◆ **Goal**:
Look below. Copy each line that has "skip" in it.
>> Start Input data
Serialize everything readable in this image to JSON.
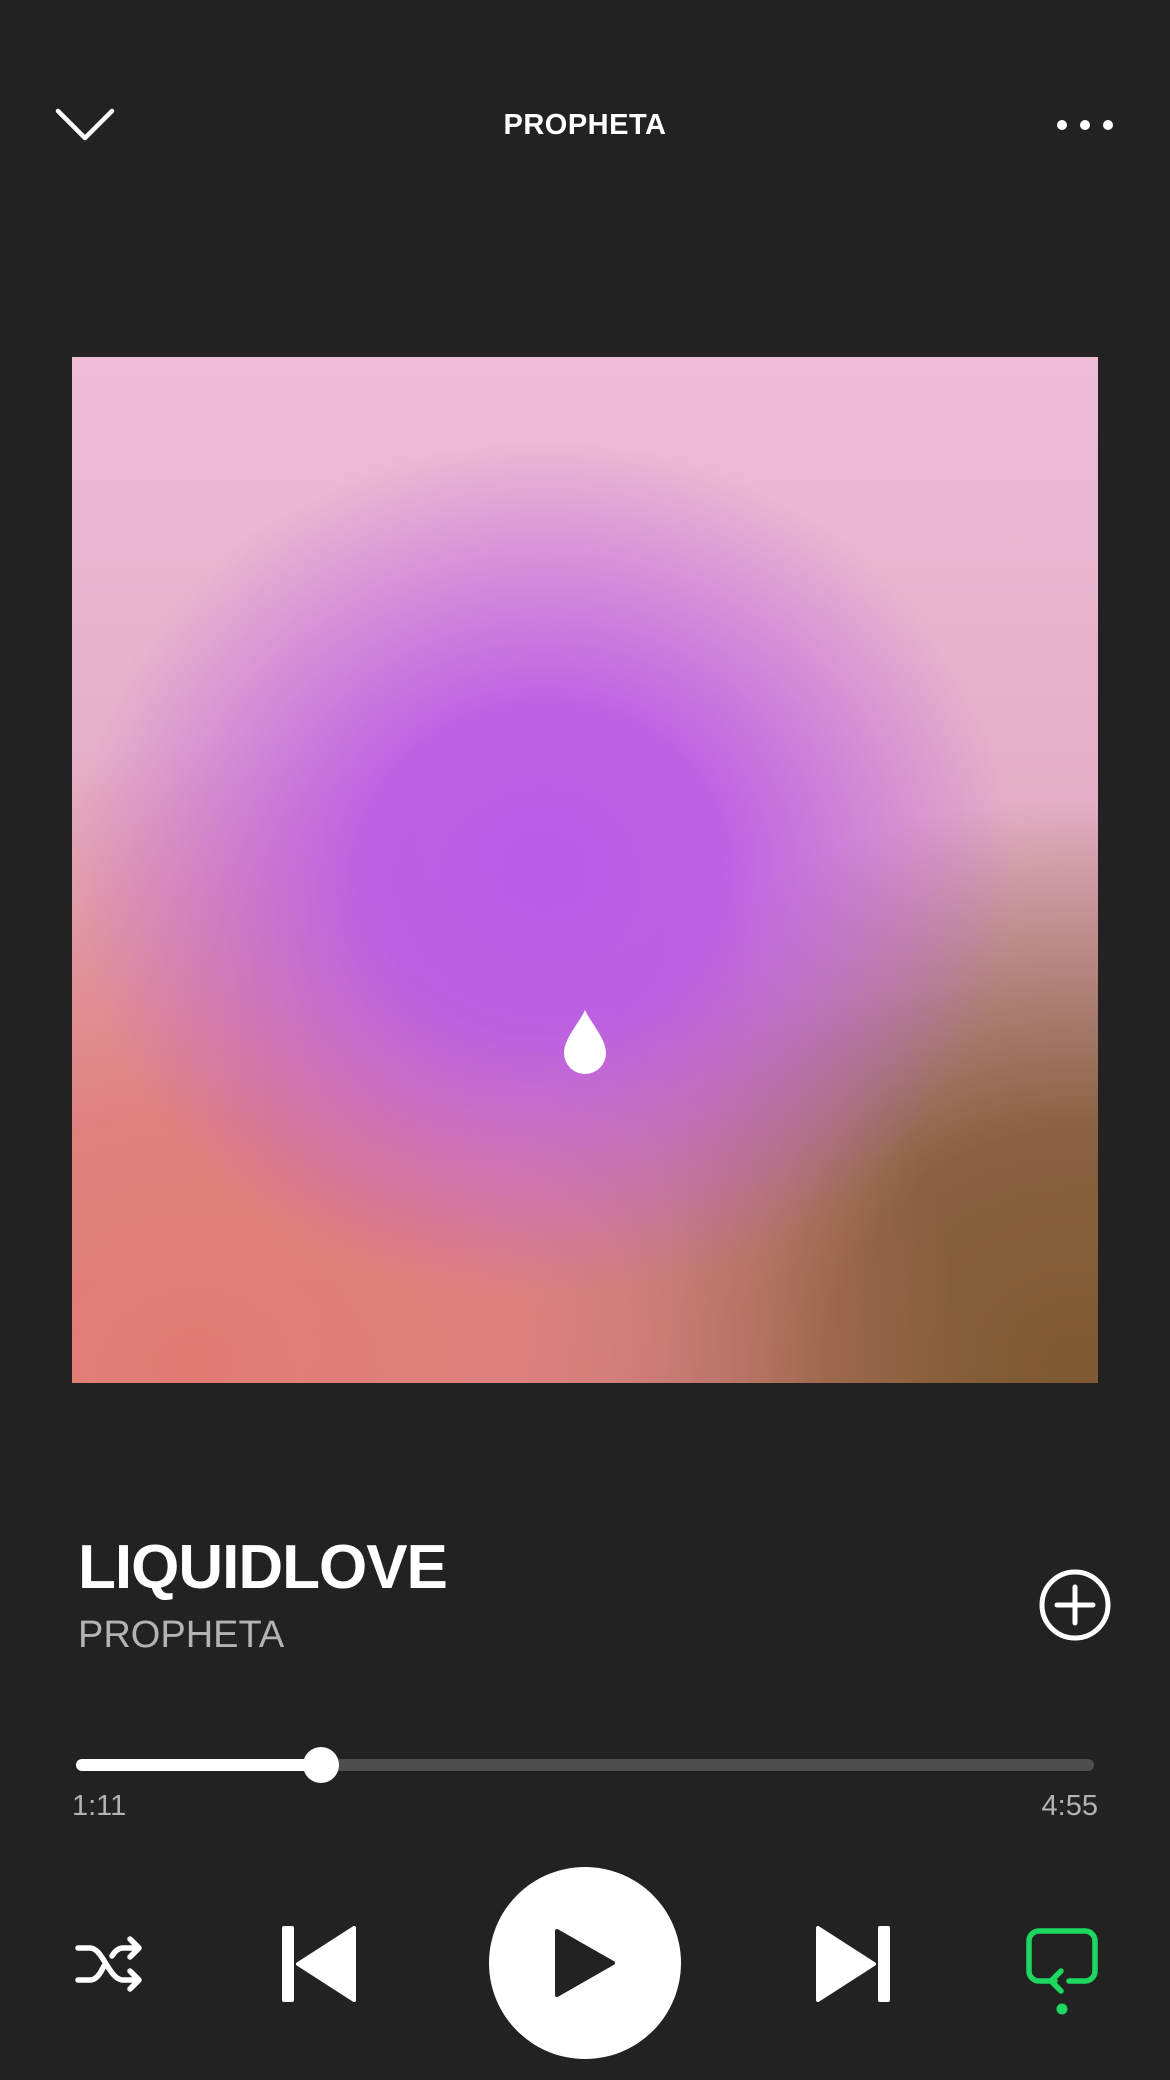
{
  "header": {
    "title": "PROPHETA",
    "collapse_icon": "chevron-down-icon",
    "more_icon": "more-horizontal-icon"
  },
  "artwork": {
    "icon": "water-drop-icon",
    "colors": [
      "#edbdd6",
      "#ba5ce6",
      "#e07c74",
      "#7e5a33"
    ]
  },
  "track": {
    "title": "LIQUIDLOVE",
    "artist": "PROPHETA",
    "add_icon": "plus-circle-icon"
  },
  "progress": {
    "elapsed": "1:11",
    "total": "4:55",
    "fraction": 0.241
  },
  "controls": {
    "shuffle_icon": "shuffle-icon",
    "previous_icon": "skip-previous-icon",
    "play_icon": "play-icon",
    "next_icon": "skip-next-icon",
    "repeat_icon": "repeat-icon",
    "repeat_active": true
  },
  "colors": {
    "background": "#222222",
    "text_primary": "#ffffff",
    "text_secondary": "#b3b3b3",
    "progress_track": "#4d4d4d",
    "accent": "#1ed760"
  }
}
>> End Input data
>> Start Input data
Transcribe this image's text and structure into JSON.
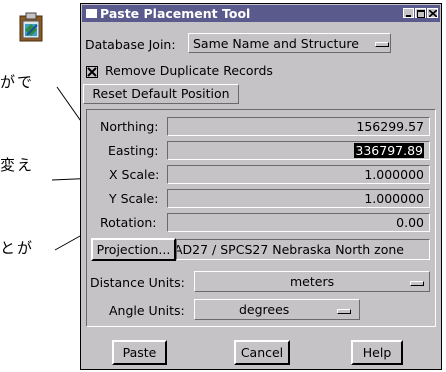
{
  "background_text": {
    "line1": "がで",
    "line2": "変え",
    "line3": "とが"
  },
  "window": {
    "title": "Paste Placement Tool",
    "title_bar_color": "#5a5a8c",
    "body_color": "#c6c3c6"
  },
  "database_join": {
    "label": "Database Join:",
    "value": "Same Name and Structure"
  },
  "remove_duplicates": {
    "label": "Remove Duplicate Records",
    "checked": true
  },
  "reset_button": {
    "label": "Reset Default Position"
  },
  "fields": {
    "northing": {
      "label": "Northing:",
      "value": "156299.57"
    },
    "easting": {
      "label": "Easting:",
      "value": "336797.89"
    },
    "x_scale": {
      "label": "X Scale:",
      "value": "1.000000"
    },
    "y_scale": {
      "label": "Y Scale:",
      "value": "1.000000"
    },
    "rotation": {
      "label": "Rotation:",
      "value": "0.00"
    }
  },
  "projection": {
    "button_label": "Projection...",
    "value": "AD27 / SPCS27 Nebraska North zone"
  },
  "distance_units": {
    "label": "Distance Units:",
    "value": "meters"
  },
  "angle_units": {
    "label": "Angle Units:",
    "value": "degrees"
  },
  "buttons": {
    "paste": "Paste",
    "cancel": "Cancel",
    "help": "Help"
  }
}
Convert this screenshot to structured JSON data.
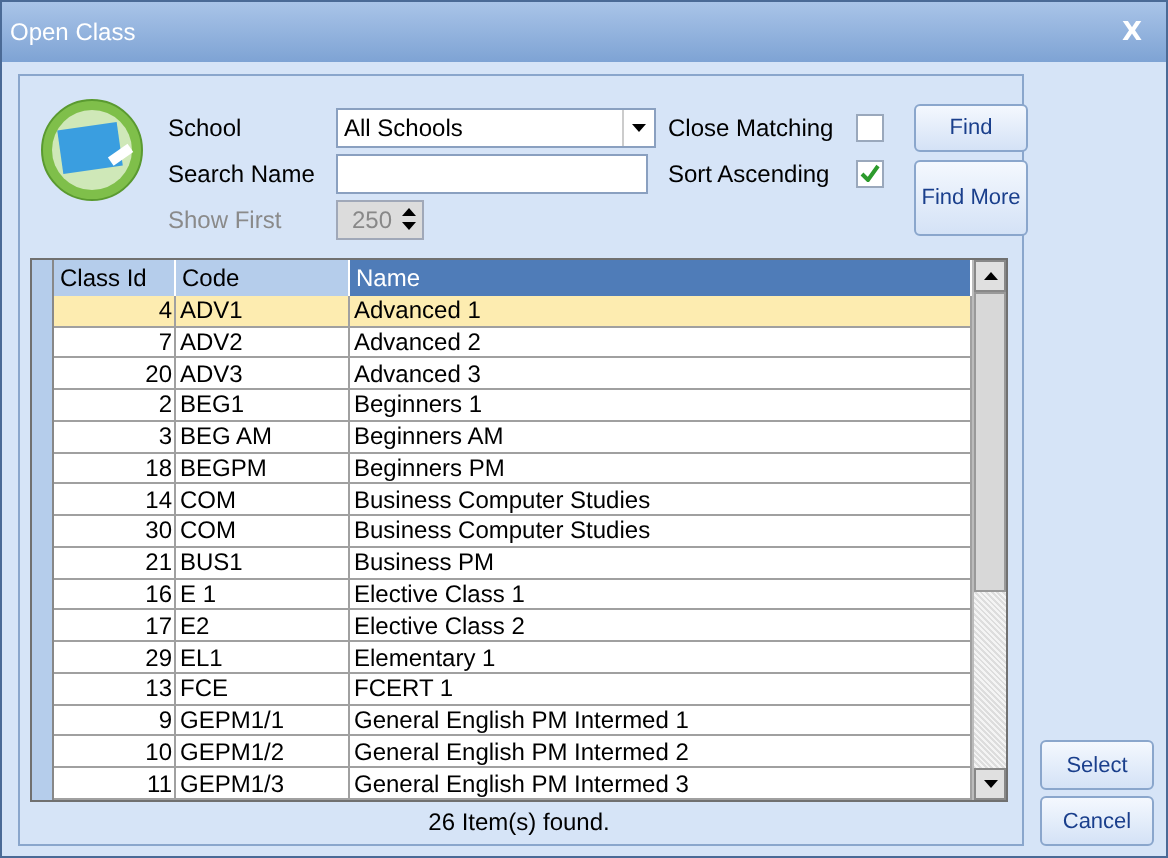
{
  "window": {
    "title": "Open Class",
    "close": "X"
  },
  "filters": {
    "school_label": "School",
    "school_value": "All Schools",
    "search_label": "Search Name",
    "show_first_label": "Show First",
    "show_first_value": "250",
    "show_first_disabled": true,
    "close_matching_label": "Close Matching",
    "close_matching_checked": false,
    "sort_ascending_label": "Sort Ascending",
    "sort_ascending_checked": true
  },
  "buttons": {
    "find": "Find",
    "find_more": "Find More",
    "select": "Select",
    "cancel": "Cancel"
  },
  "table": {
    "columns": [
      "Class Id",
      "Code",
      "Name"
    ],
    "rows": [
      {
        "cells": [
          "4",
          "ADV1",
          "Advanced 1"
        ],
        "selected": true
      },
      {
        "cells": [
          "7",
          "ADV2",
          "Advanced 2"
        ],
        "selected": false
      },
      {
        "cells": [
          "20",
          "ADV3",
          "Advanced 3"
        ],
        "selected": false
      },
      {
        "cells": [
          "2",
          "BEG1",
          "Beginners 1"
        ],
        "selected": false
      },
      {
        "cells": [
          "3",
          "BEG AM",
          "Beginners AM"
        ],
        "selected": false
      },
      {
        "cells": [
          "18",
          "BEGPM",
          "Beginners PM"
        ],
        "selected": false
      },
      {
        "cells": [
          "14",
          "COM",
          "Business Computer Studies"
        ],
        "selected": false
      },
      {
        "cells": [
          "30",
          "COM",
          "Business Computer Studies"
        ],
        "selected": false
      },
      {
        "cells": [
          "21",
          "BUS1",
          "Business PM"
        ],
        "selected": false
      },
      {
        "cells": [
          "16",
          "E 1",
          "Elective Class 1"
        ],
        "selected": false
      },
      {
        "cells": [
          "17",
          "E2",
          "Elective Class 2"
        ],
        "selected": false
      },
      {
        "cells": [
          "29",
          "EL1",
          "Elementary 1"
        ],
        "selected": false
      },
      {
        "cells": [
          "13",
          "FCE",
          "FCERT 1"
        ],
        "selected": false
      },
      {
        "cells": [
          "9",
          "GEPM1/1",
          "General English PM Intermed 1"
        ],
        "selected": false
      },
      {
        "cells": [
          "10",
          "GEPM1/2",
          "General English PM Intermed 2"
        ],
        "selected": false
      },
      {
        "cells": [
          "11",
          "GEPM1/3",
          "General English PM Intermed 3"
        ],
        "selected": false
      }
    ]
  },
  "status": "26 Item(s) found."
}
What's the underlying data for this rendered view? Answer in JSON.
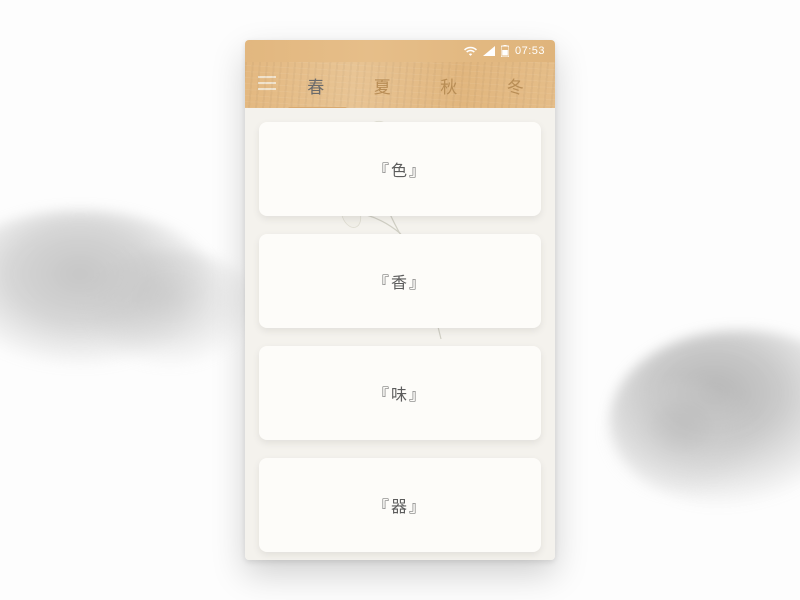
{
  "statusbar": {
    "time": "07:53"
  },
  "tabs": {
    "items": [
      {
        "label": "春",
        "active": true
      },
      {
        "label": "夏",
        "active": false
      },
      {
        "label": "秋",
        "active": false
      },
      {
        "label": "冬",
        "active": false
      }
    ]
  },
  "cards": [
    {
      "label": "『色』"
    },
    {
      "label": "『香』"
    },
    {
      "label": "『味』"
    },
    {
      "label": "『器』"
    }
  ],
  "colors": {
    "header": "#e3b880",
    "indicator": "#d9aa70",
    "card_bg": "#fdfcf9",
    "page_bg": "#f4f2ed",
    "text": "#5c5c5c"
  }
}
>> End Input data
◆ **The result**:
    "previous_icon": "skip-previous-icon",
    "next_icon": "skip-next-icon",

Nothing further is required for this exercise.